Saved entries:
+--

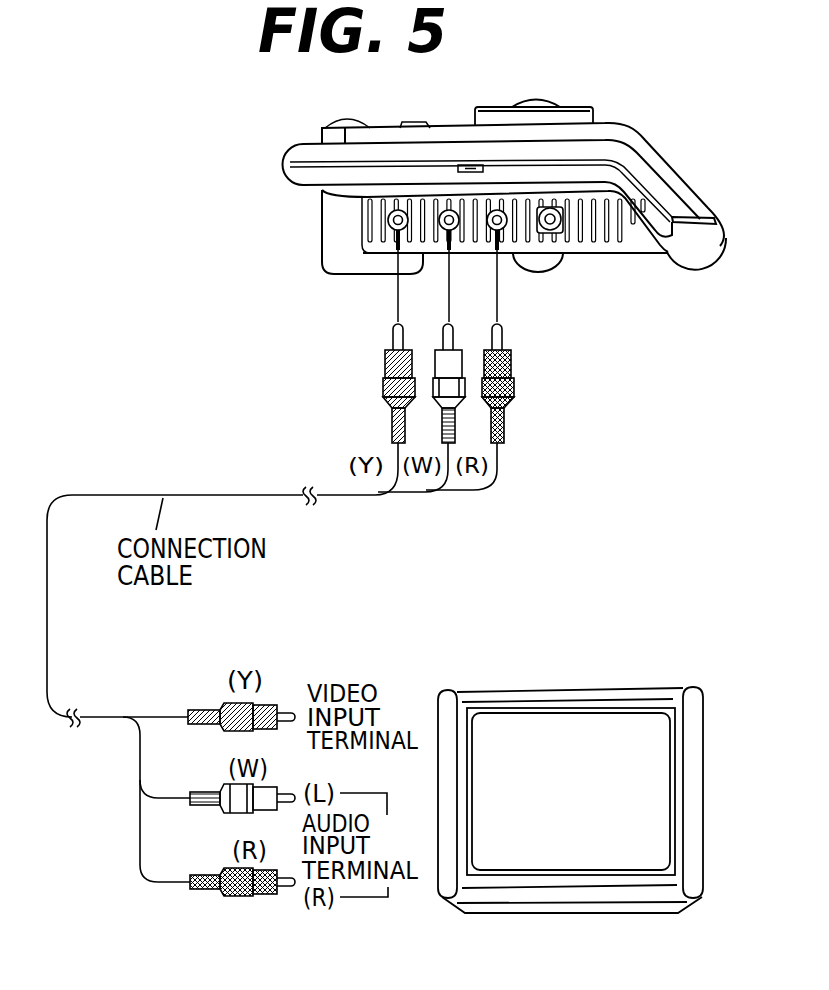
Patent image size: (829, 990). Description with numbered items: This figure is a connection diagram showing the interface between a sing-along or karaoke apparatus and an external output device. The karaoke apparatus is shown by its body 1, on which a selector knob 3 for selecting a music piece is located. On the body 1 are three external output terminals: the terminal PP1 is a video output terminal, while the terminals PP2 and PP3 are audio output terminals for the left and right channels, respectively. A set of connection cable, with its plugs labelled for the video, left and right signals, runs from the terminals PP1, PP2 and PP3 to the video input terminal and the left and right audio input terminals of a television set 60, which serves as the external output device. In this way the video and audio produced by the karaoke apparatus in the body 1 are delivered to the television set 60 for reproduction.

The body 1 is at (677, 180).
The selector knob 3 is at (597, 115).
The video output terminal PP1 is at (388, 232).
The audio output terminal PP2 is at (438, 230).
The audio output terminal PP3 is at (504, 231).
The television set 60 is at (635, 688).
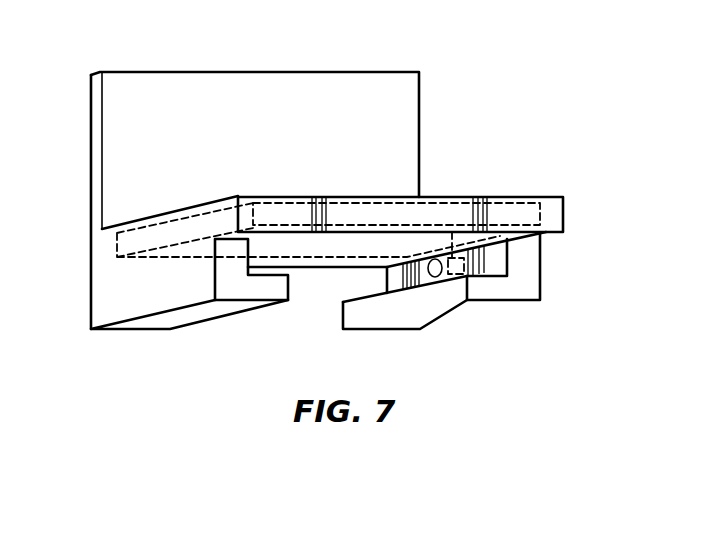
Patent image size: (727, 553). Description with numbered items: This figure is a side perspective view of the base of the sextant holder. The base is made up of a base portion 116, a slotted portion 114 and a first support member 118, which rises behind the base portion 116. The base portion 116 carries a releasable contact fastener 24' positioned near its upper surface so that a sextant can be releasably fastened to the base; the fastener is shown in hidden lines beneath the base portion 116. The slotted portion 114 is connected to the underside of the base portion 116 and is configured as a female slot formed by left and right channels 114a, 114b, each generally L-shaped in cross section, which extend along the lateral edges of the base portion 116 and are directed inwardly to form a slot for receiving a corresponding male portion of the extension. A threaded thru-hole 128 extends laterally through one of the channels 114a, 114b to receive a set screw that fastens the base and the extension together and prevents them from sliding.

The first support member 118 is at (165, 72).
The base portion 116 is at (537, 182).
The threaded thru-hole 128 is at (453, 232).
The releasable contact fastener 24' is at (261, 257).
The slotted portion 114 is at (125, 346).
The left channel 114a is at (268, 289).
The right channel 114b is at (487, 288).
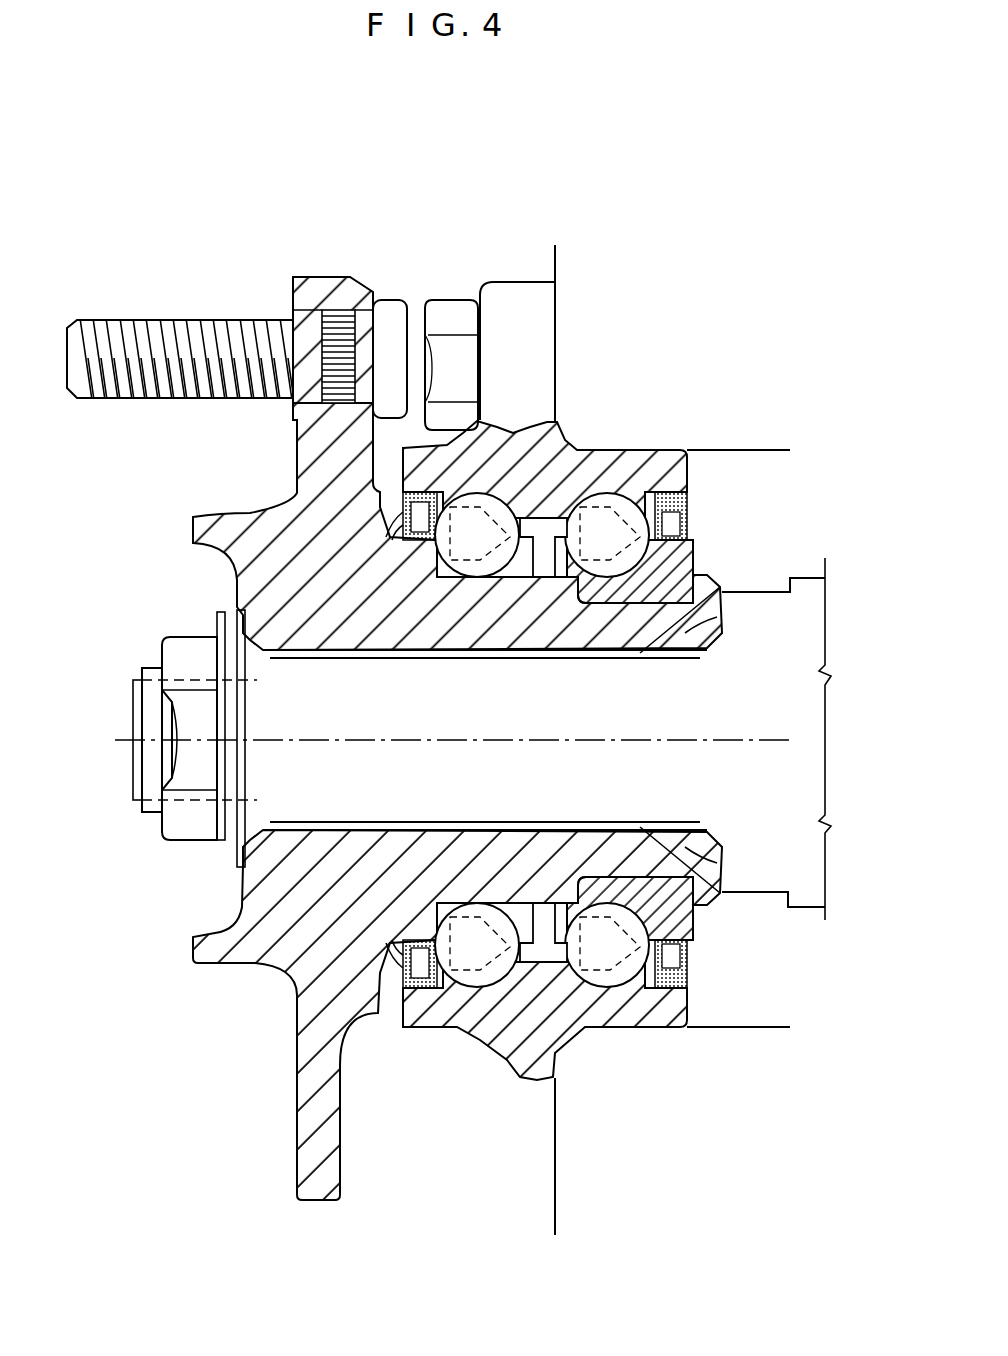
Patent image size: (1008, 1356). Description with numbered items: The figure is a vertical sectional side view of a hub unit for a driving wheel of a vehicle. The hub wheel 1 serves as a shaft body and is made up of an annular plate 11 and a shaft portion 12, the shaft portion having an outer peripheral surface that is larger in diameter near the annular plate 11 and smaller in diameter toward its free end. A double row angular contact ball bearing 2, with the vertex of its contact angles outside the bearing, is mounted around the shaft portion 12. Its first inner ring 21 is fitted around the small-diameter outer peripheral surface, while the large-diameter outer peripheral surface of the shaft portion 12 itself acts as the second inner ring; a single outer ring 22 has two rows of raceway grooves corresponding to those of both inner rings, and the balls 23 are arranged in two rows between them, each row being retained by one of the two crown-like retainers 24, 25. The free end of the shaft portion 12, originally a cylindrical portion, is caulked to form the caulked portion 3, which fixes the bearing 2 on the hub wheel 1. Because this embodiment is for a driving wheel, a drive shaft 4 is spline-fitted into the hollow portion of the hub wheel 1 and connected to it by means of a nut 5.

+--

DIRECTIONS: Set out the lines of all the entries above as a JSON list of strings, with one string per line and no blank lines. Leave the pictures out of the answer.

FINAL ANSWER:
[
  "Patent image size: (829, 990). Description with numbered items: This figure is a connection diagram showing the interface between a sing-along or karaoke apparatus and an external output device. The karaoke apparatus is shown by its body 1, on which a selector knob 3 for selecting a music piece is located. On the body 1 are three external output terminals: the terminal PP1 is a video output terminal, while the terminals PP2 and PP3 are audio output terminals for the left and right channels, respectively. A set of connection cable, with its plugs labelled for the video, left and right signals, runs from the terminals PP1, PP2 and PP3 to the video input terminal and the left and right audio input terminals of a television set 60, which serves as the external output device. In this way the video and audio produced by the karaoke apparatus in the body 1 are delivered to the television set 60 for reproduction.",
  "The body 1 is at (677, 180).",
  "The selector knob 3 is at (597, 115).",
  "The video output terminal PP1 is at (388, 232).",
  "The audio output terminal PP2 is at (438, 230).",
  "The audio output terminal PP3 is at (504, 231).",
  "The television set 60 is at (635, 688).",
  "Patent image size: (727, 553). Description with numbered items: This figure is a side perspective view of the base of the sextant holder. The base is made up of a base portion 116, a slotted portion 114 and a first support member 118, which rises behind the base portion 116. The base portion 116 carries a releasable contact fastener 24' positioned near its upper surface so that a sextant can be releasably fastened to the base; the fastener is shown in hidden lines beneath the base portion 116. The slotted portion 114 is connected to the underside of the base portion 116 and is configured as a female slot formed by left and right channels 114a, 114b, each generally L-shaped in cross section, which extend along the lateral edges of the base portion 116 and are directed inwardly to form a slot for receiving a corresponding male portion of the extension. A threaded thru-hole 128 extends laterally through one of the channels 114a, 114b to receive a set screw that fastens the base and the extension together and prevents them from sliding.",
  "The first support member 118 is at (165, 72).",
  "The base portion 116 is at (537, 182).",
  "The threaded thru-hole 128 is at (453, 232).",
  "The releasable contact fastener 24' is at (261, 257).",
  "The slotted portion 114 is at (125, 346).",
  "The left channel 114a is at (268, 289).",
  "The right channel 114b is at (487, 288).",
  "Patent image size: (1008, 1356). Description with numbered items: The figure is a vertical sectional side view of a hub unit for a driving wheel of a vehicle. The hub wheel 1 serves as a shaft body and is made up of an annular plate 11 and a shaft portion 12, the shaft portion having an outer peripheral surface that is larger in diameter near the annular plate 11 and smaller in diameter toward its free end. A double row angular contact ball bearing 2, with the vertex of its contact angles outside the bearing, is mounted around the shaft portion 12. Its first inner ring 21 is fitted around the small-diameter outer peripheral surface, while the large-diameter outer peripheral surface of the shaft portion 12 itself acts as the second inner ring; a single outer ring 22 has two rows of raceway grooves corresponding to those of both inner rings, and the balls 23 are arranged in two rows between them, each row being retained by one of the two crown-like retainers 24, 25. The free end of the shaft portion 12, originally a cylindrical portion, is caulked to form the caulked portion 3, which fixes the bearing 2 on the hub wheel 1. Because this embodiment is for a driving wheel, a drive shaft 4 is spline-fitted into the hollow portion of the hub wheel 1 and connected to it by means of a nut 5."
]